-- Start RECORDS FOR THE EXERCISE --

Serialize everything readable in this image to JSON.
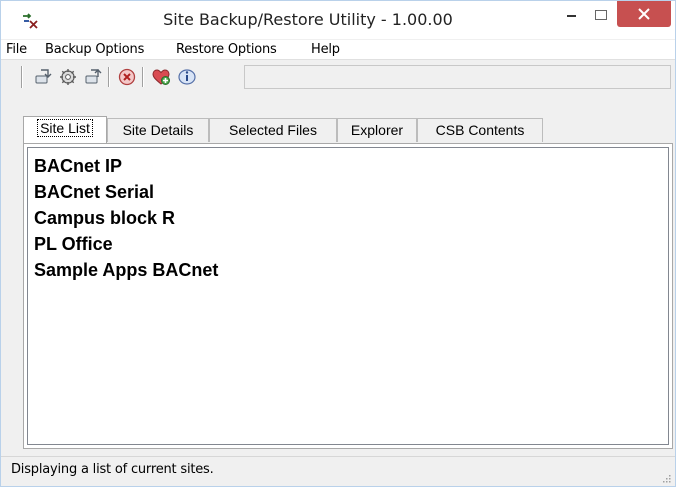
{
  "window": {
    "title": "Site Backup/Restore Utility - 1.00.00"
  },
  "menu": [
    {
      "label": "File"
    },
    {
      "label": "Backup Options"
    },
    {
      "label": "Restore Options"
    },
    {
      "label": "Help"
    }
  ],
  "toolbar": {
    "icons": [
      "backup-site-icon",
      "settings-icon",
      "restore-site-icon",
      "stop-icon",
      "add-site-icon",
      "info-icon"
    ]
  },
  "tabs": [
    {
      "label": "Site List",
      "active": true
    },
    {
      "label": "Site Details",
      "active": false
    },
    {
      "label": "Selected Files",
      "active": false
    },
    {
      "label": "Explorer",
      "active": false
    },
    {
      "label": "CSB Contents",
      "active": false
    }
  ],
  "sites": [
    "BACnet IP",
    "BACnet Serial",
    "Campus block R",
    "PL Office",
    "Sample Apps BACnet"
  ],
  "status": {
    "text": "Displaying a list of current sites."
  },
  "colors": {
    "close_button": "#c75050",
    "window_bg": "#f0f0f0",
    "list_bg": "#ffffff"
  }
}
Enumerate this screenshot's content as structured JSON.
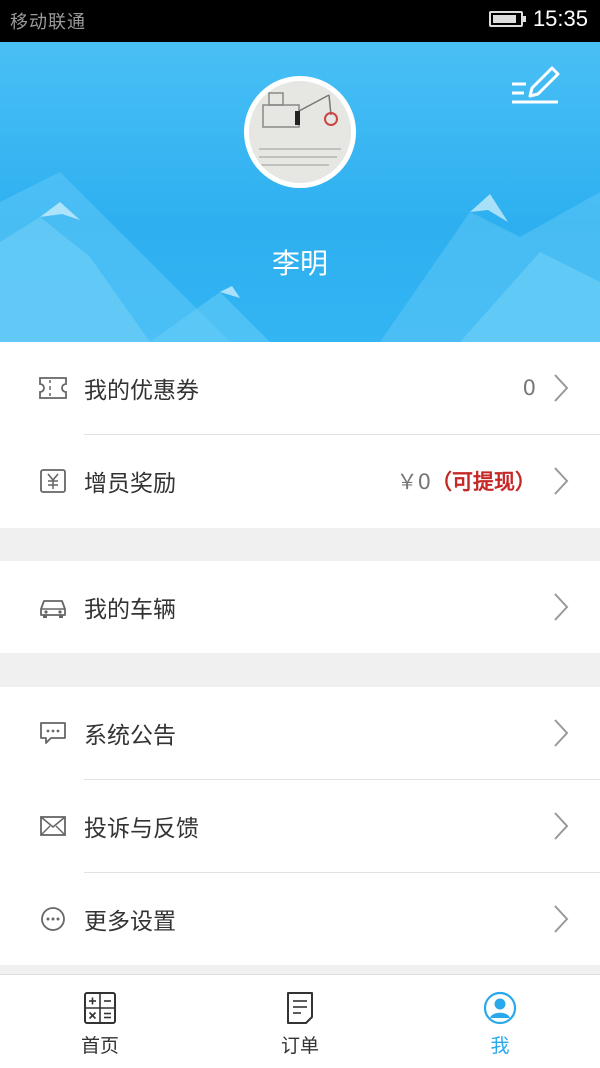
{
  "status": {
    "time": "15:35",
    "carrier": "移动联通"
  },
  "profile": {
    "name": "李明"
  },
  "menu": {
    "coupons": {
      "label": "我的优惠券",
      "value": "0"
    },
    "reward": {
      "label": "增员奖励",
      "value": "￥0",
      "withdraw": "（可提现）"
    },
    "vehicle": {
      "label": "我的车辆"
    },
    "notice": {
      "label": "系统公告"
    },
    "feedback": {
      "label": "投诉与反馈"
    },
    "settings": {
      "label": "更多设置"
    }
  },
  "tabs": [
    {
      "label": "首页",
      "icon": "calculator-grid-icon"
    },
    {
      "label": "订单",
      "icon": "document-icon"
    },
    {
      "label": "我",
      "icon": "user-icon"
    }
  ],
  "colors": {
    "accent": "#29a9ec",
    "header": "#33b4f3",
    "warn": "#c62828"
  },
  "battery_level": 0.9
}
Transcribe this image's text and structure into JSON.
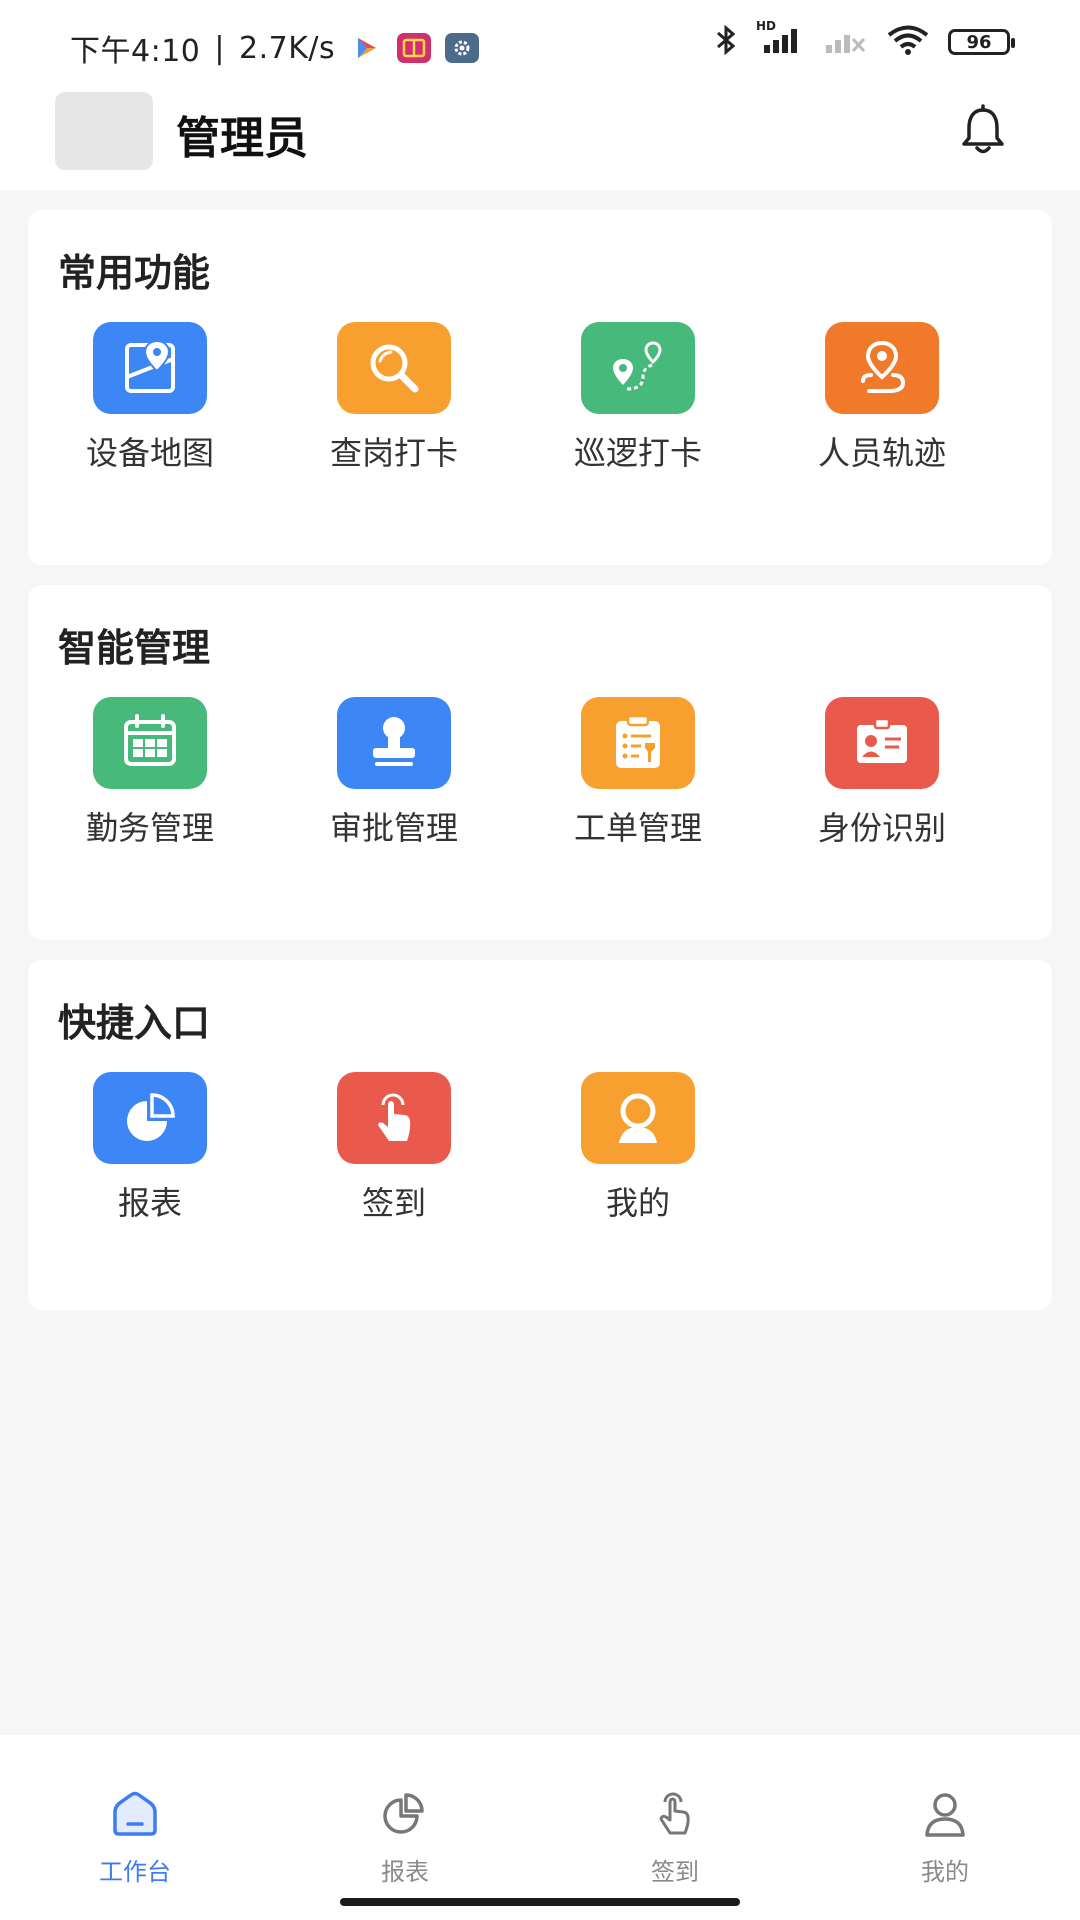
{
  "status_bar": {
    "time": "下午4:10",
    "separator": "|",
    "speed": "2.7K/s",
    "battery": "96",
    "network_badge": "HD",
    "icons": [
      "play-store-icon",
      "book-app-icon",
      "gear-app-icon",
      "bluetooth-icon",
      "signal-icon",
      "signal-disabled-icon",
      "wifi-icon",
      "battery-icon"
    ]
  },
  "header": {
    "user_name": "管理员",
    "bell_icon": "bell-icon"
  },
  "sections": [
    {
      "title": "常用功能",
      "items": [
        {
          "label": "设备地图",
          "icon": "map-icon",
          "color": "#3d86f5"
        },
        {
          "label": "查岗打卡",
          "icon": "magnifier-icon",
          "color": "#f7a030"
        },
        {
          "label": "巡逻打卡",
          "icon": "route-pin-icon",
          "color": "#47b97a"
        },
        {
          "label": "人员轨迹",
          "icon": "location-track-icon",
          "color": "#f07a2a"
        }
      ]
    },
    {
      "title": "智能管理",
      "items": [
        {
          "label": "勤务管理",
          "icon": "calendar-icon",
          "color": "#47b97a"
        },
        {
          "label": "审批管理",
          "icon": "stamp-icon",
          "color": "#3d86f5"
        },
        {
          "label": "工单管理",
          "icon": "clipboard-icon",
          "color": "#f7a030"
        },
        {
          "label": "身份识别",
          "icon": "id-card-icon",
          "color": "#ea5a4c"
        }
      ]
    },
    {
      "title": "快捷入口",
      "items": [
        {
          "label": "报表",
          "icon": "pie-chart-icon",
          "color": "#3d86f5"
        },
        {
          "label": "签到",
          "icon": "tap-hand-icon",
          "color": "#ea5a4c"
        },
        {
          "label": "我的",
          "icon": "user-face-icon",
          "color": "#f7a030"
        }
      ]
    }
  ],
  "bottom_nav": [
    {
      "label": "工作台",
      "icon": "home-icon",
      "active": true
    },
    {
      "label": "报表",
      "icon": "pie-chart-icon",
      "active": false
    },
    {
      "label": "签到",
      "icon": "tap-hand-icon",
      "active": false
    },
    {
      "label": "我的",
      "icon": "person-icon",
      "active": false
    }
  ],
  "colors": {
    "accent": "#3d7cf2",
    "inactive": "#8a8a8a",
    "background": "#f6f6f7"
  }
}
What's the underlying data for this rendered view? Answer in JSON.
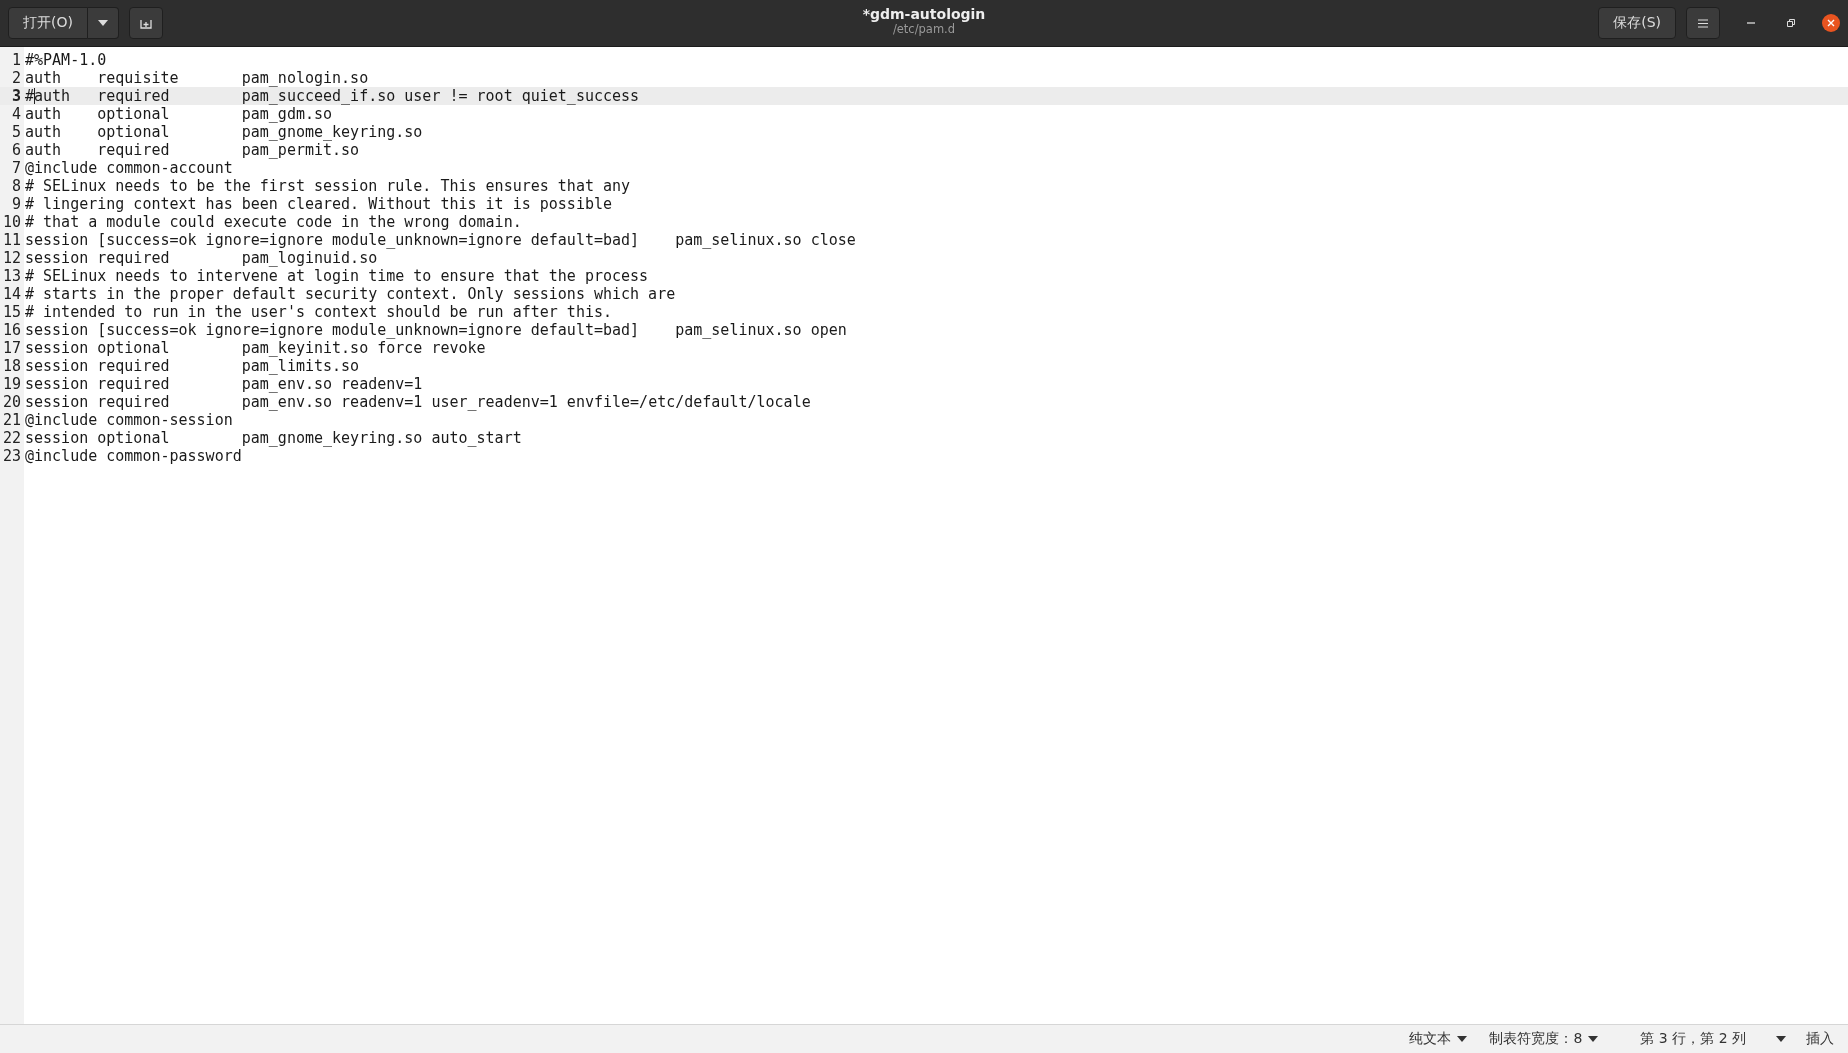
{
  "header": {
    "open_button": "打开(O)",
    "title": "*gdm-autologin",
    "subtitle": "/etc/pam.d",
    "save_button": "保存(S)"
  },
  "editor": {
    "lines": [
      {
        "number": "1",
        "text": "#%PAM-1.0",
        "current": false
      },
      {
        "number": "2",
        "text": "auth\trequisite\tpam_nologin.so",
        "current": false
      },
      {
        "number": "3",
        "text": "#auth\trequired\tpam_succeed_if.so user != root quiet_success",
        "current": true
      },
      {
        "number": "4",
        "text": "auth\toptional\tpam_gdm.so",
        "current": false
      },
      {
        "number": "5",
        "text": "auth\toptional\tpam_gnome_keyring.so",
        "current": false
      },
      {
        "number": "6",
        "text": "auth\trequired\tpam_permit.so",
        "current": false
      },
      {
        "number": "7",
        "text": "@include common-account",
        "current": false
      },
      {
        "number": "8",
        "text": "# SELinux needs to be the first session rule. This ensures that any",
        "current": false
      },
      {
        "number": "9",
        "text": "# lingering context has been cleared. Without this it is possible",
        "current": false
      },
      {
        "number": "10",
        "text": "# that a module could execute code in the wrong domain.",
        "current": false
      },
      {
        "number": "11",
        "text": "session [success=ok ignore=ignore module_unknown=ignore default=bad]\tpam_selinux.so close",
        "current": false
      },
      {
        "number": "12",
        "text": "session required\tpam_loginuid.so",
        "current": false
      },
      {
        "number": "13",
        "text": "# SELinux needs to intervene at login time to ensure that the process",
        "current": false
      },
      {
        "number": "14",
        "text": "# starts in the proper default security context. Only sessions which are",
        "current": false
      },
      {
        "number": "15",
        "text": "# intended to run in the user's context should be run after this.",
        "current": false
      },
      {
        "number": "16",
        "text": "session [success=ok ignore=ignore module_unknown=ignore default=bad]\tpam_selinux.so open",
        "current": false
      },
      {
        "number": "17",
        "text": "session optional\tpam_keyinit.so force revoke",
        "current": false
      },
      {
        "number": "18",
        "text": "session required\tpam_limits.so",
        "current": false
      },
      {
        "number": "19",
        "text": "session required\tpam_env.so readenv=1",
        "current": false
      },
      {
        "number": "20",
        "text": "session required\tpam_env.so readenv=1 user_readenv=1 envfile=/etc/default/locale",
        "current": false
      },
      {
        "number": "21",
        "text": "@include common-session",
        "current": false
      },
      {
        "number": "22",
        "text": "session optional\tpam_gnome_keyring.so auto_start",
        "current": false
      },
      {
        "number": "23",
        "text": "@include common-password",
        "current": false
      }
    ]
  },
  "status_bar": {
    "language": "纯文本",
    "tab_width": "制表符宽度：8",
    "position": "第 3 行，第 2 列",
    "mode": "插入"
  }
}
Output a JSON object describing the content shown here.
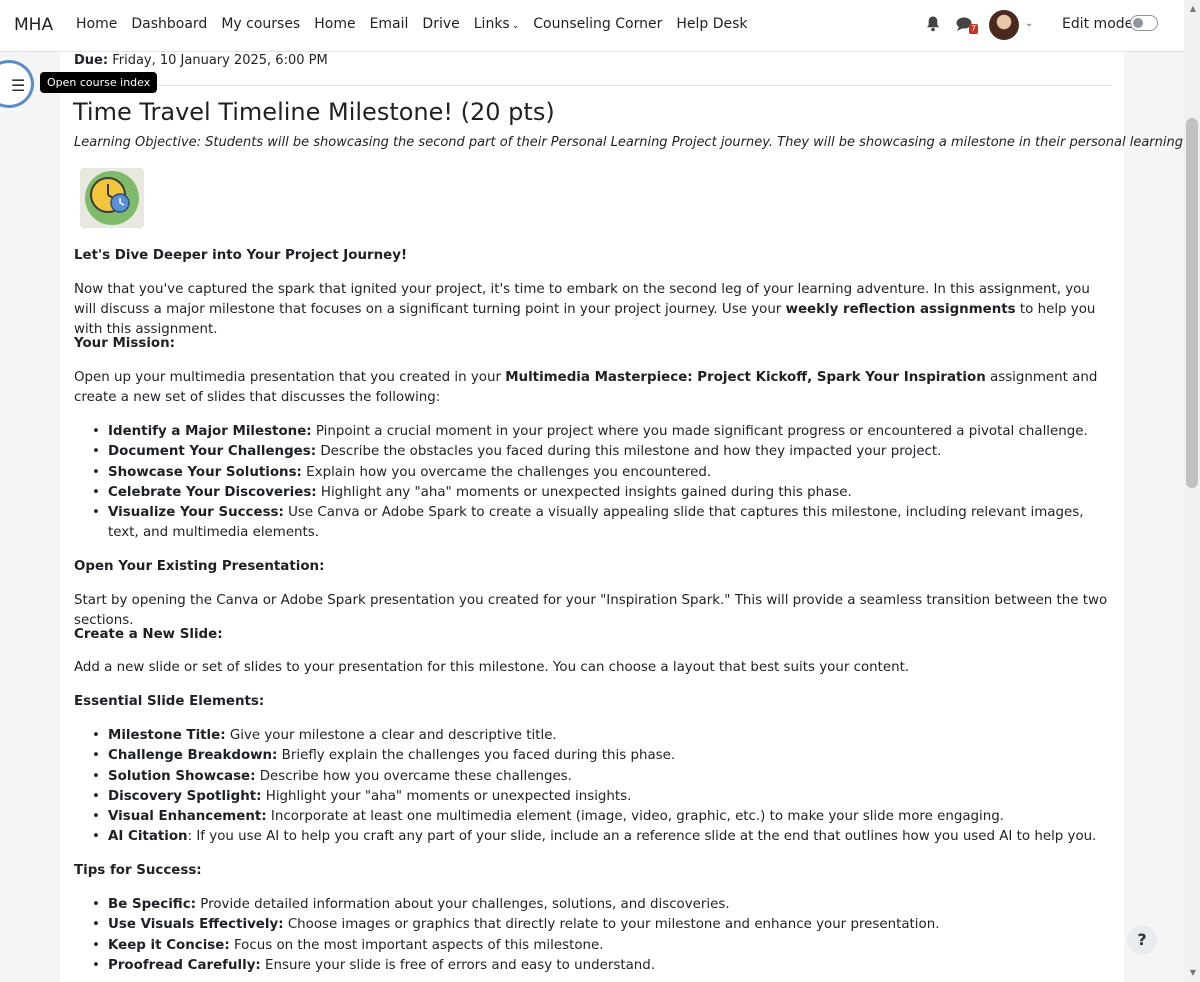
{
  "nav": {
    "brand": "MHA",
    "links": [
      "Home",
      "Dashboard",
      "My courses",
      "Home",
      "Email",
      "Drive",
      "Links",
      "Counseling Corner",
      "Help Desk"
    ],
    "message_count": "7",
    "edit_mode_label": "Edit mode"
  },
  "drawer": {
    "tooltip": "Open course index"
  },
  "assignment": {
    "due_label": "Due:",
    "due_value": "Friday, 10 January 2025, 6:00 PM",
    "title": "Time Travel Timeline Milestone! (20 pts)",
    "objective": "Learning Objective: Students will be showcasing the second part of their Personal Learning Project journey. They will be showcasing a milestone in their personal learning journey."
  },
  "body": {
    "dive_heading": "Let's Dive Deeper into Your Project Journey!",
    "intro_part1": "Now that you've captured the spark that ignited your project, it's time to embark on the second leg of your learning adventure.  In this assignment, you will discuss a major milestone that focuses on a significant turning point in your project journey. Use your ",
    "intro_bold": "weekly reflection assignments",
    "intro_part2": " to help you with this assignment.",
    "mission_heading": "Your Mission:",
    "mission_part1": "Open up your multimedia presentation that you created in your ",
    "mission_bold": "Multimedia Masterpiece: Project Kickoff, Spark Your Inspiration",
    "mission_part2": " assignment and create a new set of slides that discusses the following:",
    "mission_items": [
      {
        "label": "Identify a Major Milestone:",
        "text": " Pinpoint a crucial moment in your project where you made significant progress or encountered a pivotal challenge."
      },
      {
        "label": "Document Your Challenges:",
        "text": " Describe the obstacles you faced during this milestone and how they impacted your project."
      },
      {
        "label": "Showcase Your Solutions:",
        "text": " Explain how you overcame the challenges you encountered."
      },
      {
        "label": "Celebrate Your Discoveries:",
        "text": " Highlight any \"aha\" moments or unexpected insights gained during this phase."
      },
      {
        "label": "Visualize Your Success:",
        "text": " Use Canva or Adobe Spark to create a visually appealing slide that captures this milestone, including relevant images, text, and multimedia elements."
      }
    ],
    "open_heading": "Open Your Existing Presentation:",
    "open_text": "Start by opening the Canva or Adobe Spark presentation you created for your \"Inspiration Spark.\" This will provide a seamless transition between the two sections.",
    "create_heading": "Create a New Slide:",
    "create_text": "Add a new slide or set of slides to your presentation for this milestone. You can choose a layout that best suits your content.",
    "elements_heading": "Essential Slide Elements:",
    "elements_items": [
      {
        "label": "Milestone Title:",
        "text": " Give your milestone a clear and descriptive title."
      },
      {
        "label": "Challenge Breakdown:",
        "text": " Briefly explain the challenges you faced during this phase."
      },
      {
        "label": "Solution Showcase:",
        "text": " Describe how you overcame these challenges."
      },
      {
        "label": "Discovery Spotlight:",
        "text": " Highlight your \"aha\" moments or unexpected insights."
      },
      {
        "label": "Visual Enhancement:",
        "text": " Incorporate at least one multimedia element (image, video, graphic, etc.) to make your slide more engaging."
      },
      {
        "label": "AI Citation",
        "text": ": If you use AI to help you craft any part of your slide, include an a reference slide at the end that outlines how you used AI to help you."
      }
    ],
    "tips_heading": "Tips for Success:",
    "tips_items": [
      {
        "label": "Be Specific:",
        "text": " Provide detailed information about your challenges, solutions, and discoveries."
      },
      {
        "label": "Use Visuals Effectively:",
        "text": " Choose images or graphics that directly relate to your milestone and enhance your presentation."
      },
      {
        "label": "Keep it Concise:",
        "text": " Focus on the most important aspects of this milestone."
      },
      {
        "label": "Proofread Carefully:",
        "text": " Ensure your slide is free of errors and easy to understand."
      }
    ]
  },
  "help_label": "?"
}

-- End RECORDS FOR THE EXERCISE --

INSTRUCTIONS FOR THE TASK: Report only the number of lines in the listing that contain the word "sections".

RESULT: 2